--- begin Data shown ---

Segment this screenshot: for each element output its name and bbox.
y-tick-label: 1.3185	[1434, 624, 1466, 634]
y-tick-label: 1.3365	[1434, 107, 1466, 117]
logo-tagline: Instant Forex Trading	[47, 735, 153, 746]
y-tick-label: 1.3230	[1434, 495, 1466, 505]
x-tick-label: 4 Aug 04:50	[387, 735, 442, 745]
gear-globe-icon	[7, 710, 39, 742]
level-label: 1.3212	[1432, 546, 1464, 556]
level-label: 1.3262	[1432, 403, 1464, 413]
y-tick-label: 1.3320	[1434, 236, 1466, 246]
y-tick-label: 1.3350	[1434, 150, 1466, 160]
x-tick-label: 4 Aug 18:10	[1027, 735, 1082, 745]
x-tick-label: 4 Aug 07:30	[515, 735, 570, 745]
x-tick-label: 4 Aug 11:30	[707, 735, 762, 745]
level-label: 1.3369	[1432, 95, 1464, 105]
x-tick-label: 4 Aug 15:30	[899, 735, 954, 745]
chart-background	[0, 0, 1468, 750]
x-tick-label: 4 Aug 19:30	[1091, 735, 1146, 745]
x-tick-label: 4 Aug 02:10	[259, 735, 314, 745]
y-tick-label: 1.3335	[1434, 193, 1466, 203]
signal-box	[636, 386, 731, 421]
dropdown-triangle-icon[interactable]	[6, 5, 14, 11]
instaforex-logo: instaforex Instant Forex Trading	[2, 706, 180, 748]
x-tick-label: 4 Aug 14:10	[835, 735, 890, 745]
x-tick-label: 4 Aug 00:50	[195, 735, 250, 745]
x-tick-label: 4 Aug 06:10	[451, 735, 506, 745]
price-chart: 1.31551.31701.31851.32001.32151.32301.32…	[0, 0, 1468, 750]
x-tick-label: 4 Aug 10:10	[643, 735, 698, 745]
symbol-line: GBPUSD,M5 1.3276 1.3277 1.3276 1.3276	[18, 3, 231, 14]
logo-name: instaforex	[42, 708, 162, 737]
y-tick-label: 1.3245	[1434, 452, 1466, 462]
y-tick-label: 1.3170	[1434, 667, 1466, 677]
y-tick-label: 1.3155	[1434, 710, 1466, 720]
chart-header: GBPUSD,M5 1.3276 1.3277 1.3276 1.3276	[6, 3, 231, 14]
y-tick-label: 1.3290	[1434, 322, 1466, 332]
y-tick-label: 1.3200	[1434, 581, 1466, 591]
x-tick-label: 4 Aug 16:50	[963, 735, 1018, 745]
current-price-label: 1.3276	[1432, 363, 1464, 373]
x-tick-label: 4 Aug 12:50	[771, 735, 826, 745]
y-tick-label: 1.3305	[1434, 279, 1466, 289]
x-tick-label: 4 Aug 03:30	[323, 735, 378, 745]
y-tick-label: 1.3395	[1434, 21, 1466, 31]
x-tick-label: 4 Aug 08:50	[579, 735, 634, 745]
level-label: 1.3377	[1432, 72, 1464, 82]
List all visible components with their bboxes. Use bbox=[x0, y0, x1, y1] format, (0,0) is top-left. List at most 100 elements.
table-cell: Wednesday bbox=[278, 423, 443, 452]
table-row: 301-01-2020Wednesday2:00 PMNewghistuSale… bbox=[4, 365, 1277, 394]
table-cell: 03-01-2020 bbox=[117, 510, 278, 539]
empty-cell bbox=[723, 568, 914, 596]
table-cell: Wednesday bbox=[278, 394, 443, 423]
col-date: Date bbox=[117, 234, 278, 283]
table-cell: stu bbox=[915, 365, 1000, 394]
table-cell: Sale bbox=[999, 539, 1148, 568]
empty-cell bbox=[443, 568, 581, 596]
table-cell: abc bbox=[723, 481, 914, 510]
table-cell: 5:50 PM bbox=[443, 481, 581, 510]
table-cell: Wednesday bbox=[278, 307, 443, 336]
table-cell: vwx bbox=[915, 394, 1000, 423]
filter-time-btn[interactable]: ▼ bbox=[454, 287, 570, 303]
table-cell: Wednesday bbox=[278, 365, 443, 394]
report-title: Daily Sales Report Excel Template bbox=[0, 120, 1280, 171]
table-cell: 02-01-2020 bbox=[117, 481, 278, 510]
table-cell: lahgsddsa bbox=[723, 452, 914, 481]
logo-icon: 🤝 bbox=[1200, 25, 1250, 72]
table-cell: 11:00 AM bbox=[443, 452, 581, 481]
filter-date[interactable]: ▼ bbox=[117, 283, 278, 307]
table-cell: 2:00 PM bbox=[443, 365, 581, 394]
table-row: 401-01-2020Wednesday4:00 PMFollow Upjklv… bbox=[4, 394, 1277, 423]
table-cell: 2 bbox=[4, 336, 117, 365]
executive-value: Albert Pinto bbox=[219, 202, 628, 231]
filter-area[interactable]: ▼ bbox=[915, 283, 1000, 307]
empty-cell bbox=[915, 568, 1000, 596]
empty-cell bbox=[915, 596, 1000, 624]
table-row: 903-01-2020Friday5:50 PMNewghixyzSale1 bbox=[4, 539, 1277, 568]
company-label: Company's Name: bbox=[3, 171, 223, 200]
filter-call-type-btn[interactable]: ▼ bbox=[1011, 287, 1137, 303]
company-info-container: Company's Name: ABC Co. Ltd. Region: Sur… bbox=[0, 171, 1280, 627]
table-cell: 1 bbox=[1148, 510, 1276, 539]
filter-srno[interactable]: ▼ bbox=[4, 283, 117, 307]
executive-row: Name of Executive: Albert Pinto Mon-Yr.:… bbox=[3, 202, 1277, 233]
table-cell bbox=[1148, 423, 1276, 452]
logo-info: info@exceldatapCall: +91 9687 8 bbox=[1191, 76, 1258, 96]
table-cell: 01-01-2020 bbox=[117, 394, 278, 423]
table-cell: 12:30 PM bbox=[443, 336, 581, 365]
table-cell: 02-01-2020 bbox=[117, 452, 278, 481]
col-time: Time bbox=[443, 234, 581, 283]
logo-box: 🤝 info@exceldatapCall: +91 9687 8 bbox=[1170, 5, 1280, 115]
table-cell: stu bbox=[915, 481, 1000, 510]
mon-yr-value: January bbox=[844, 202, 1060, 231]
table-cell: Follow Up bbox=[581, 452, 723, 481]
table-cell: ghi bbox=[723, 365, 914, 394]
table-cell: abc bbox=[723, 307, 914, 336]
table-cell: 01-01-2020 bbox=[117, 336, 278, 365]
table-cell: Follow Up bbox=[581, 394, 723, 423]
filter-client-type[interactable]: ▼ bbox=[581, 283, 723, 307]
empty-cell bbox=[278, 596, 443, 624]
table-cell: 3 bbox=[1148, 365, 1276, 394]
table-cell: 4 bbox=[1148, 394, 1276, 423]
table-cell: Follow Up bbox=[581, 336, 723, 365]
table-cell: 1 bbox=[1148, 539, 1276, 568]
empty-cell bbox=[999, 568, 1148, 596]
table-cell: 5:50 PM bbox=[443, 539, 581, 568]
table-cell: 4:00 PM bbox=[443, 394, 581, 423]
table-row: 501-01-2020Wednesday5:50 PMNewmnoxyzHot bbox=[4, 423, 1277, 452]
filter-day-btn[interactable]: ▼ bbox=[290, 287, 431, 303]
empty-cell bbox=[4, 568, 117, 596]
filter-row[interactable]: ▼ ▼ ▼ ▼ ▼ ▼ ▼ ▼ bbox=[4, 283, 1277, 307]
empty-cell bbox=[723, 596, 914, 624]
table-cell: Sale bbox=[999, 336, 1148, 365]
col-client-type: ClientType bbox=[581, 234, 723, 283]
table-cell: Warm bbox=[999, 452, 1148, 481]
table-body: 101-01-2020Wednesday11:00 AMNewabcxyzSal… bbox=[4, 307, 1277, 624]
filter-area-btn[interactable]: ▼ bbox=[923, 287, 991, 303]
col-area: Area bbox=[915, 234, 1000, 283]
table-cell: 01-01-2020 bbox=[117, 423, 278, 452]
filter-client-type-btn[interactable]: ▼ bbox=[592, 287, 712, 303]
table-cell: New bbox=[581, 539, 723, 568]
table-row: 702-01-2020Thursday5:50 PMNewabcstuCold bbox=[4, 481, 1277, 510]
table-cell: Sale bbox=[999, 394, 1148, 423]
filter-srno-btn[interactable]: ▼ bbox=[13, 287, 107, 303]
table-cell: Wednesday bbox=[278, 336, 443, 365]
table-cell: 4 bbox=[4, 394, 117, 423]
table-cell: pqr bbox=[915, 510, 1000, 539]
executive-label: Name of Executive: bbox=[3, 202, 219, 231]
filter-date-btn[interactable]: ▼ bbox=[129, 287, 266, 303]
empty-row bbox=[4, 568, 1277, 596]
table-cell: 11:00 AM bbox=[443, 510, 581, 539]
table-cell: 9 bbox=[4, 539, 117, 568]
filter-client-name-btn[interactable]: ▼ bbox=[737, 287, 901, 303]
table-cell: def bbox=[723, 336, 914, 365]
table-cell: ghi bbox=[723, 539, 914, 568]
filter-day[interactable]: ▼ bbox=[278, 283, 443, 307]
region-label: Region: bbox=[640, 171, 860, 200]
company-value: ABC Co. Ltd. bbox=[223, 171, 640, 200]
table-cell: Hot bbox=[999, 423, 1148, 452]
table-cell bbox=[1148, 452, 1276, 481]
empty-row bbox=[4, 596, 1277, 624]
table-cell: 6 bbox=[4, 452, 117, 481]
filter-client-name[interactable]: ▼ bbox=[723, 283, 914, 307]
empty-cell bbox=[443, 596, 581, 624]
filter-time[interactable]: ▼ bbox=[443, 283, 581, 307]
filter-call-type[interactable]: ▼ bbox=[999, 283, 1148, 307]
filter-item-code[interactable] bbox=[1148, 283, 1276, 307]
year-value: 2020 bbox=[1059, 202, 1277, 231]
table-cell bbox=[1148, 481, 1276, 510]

--- end Data shown ---

[Task instructions]:
Please lay out every line from the start of the rows down to the line containing "403, 1464, 413]" as a JSON list of strings, one string per line, leaving out blank lines and including both ends.

[Answer to this problem]:
[
  "Segment this screenshot: for each element output its name and bbox.",
  "y-tick-label: 1.3185\t[1434, 624, 1466, 634]",
  "y-tick-label: 1.3365\t[1434, 107, 1466, 117]",
  "logo-tagline: Instant Forex Trading\t[47, 735, 153, 746]",
  "y-tick-label: 1.3230\t[1434, 495, 1466, 505]",
  "x-tick-label: 4 Aug 04:50\t[387, 735, 442, 745]",
  "gear-globe-icon\t[7, 710, 39, 742]",
  "level-label: 1.3212\t[1432, 546, 1464, 556]",
  "level-label: 1.3262\t[1432, 403, 1464, 413]"
]